All three mainstream media outlets mentioned in passing that the report was co-produced with the International Union for Conservation of Nature (IUCN). But none of them pointed out that this is an activist organization.
It didn’t take blogger Ben Pile long to discover that the report that had generated these headlines was actually written in three days by, in his words, “a little conference of self-selecting individuals, clearly given to a particular agenda.”
Among the 27 people the media said were scientists and marine experts is a UK Member of Parliament who has a degree in philosophy. Another is the executive director of the Global Campaign for Climate Action.
When Pile dug a little deeper, he discovered that 5 of the 27 are, in fact, employees of the IUCN. Two others work for another activist outfit, the Pew Environment Group.
Someone else is from the Deep Sea Conservation Coalition. Another is with the JM Kaplan Fund – a philanthropic organization that gives money to good causes.
Out of these 27 people, therefore, it appears that 14 possess no relevant scientific training whatsoever, are professional activists – or both.

*WRITTEN INSTRUCTION A:* According to the passage about the report's authors, how many of the 27 people are employees of the IUCN?
The listing that comes next has no connection to the passage about the report's authors.

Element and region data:

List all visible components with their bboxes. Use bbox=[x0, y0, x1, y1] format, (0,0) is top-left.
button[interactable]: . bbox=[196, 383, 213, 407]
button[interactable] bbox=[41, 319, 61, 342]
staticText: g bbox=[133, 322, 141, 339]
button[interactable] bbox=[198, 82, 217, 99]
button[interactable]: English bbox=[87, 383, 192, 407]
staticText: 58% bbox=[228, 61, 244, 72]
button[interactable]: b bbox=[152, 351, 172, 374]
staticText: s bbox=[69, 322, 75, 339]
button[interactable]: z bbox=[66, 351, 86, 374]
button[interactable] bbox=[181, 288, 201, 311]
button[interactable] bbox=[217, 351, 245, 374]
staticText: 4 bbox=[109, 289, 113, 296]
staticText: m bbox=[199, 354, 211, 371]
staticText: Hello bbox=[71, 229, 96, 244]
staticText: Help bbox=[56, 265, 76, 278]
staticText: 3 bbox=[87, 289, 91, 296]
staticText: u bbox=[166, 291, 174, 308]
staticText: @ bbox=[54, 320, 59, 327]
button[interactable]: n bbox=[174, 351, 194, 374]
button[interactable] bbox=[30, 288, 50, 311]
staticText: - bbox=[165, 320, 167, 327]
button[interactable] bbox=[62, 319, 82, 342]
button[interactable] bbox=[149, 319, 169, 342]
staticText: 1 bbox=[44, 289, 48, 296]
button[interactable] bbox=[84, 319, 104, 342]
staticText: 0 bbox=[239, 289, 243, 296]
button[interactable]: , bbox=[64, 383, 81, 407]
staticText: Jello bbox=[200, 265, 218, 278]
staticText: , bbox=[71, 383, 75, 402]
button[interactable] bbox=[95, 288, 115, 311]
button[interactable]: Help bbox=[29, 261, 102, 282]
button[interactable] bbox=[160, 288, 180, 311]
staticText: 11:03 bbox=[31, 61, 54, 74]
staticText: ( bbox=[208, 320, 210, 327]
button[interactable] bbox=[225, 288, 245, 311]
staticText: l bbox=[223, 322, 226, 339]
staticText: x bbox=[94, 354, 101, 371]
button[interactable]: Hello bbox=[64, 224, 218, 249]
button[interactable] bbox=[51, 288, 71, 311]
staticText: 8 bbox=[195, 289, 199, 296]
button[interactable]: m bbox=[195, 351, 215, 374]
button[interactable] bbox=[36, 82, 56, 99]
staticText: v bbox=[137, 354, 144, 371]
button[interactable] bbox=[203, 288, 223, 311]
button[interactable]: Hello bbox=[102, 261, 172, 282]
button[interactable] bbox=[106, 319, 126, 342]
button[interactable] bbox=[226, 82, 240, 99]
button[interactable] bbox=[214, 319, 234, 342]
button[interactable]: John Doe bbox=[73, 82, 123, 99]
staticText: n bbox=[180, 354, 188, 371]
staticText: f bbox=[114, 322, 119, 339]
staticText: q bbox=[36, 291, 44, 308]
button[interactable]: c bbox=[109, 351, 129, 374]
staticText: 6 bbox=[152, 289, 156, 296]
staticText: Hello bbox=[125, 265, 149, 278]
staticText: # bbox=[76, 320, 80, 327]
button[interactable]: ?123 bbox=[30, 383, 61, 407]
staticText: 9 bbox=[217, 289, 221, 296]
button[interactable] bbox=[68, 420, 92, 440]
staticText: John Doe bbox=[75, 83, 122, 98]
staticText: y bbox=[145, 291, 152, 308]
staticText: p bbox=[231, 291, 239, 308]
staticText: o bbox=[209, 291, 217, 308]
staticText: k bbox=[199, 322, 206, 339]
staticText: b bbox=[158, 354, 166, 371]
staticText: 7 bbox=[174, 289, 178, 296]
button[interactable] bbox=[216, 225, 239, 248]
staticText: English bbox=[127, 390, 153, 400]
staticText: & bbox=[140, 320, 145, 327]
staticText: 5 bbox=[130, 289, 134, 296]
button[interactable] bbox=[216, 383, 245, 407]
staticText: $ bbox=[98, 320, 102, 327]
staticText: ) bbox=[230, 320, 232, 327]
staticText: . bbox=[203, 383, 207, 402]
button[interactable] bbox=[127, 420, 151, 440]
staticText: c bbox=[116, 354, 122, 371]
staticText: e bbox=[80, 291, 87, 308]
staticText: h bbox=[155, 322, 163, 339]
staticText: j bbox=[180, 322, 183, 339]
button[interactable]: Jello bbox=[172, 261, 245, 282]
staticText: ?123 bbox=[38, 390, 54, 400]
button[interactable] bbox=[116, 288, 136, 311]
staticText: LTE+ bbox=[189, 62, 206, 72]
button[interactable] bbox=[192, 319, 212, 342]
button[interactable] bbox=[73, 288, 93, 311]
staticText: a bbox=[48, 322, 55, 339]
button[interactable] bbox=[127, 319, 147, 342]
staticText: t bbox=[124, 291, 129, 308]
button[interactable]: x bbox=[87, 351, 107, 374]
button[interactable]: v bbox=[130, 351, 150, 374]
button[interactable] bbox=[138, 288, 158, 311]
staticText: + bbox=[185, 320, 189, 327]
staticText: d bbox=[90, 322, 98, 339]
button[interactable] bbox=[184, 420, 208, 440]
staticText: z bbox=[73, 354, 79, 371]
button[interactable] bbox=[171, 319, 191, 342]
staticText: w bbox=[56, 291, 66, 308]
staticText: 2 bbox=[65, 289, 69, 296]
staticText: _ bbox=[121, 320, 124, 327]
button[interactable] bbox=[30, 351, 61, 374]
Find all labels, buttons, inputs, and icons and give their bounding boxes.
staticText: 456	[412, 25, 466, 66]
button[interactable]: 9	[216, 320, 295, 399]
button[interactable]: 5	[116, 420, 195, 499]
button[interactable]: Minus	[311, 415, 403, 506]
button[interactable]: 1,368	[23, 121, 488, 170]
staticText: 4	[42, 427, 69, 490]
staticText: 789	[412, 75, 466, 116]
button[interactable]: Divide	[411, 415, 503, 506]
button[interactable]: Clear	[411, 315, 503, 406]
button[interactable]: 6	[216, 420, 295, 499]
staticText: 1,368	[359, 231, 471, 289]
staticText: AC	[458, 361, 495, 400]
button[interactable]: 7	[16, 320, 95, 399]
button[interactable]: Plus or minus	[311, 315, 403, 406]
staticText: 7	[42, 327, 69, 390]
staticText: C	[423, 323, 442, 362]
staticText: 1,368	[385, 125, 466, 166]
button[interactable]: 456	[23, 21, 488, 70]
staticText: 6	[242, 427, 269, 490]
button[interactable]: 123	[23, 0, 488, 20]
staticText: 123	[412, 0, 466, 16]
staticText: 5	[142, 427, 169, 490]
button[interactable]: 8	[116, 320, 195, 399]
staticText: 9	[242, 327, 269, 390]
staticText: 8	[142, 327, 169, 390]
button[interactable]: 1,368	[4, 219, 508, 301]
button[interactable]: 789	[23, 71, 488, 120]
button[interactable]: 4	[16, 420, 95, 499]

*WRITTEN INSTRUCTION B:* Reproduce the listing starting at its first line and ending at the line that contains "staticText: 1 bbox=[44, 289, 48, 296]", with both of those lines included.

*REPLY A:* Five of them.

*REPLY B:*
List all visible components with their bboxes. Use bbox=[x0, y0, x1, y1] format, (0,0) is top-left.
button[interactable]: . bbox=[196, 383, 213, 407]
button[interactable] bbox=[41, 319, 61, 342]
staticText: g bbox=[133, 322, 141, 339]
button[interactable] bbox=[198, 82, 217, 99]
button[interactable]: English bbox=[87, 383, 192, 407]
staticText: 58% bbox=[228, 61, 244, 72]
button[interactable]: b bbox=[152, 351, 172, 374]
staticText: s bbox=[69, 322, 75, 339]
button[interactable]: z bbox=[66, 351, 86, 374]
button[interactable] bbox=[181, 288, 201, 311]
button[interactable] bbox=[217, 351, 245, 374]
staticText: 4 bbox=[109, 289, 113, 296]
staticText: m bbox=[199, 354, 211, 371]
staticText: Hello bbox=[71, 229, 96, 244]
staticText: Help bbox=[56, 265, 76, 278]
staticText: 3 bbox=[87, 289, 91, 296]
staticText: u bbox=[166, 291, 174, 308]
staticText: @ bbox=[54, 320, 59, 327]
button[interactable]: n bbox=[174, 351, 194, 374]
button[interactable] bbox=[30, 288, 50, 311]
staticText: - bbox=[165, 320, 167, 327]
button[interactable] bbox=[62, 319, 82, 342]
button[interactable] bbox=[149, 319, 169, 342]
staticText: 1 bbox=[44, 289, 48, 296]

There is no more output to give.